(Dataset items)
++++++++++

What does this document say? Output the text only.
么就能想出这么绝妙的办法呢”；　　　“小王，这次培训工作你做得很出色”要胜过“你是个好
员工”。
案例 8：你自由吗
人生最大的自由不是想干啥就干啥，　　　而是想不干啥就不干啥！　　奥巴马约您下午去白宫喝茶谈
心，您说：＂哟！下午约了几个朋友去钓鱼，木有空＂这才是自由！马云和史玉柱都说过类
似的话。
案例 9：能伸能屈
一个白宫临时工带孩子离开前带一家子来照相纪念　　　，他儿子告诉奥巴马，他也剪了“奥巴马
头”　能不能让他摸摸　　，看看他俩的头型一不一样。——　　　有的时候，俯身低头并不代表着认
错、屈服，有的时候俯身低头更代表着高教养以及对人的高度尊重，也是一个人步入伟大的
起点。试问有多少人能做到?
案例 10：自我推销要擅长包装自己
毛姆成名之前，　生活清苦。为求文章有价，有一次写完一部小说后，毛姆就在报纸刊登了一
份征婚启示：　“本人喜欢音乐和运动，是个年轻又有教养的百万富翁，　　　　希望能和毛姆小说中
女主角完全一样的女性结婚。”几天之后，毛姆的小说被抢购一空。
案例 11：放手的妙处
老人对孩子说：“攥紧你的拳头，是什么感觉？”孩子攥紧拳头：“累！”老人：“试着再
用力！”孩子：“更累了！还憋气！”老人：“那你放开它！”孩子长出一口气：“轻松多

++++++++++

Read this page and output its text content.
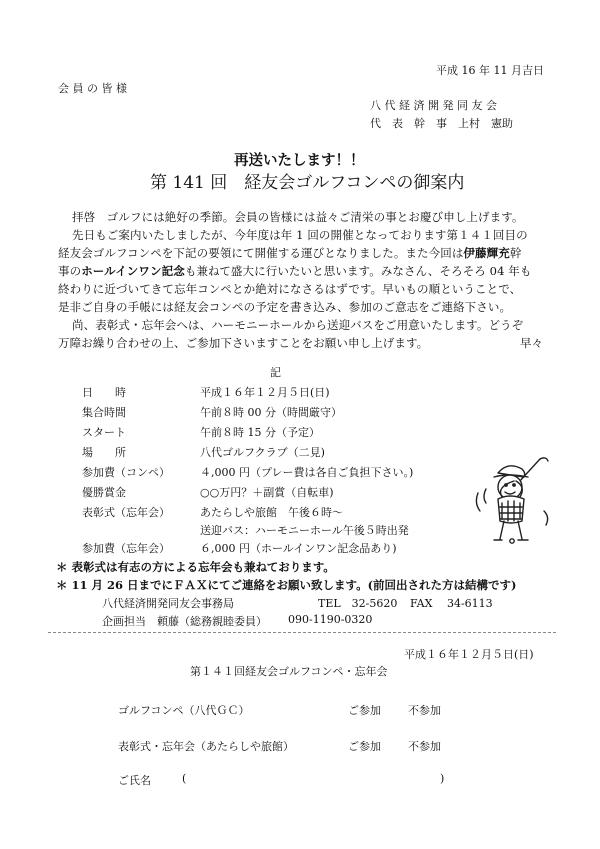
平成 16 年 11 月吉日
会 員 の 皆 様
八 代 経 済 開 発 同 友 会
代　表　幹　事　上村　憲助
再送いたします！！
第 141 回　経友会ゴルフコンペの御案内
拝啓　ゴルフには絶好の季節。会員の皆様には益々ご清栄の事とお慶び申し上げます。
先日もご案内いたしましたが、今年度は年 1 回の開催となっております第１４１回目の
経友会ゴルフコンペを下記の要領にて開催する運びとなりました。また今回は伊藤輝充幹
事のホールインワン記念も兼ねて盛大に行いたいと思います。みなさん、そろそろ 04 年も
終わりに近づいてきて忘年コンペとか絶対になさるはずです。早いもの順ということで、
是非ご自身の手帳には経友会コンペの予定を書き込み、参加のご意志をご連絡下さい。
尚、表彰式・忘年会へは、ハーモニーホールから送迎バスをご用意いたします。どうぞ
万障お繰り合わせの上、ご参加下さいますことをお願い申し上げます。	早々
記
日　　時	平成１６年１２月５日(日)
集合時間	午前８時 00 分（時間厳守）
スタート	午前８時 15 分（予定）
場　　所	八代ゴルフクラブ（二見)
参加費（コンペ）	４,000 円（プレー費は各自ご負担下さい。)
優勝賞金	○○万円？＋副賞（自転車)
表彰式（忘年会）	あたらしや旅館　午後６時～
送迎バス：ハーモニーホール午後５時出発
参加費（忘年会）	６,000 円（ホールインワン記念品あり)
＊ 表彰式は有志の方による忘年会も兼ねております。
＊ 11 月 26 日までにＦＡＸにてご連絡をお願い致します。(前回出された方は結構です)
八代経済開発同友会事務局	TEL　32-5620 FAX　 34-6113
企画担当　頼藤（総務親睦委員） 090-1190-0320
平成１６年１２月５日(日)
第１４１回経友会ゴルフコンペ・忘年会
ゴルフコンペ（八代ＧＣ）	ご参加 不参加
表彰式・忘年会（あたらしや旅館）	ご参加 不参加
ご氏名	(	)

++++++++++

Gather every line from the entries above where the word "this" appears, and copy them.

[Task solution]
What does this document say? Output the text only.
Read this page and output its text content.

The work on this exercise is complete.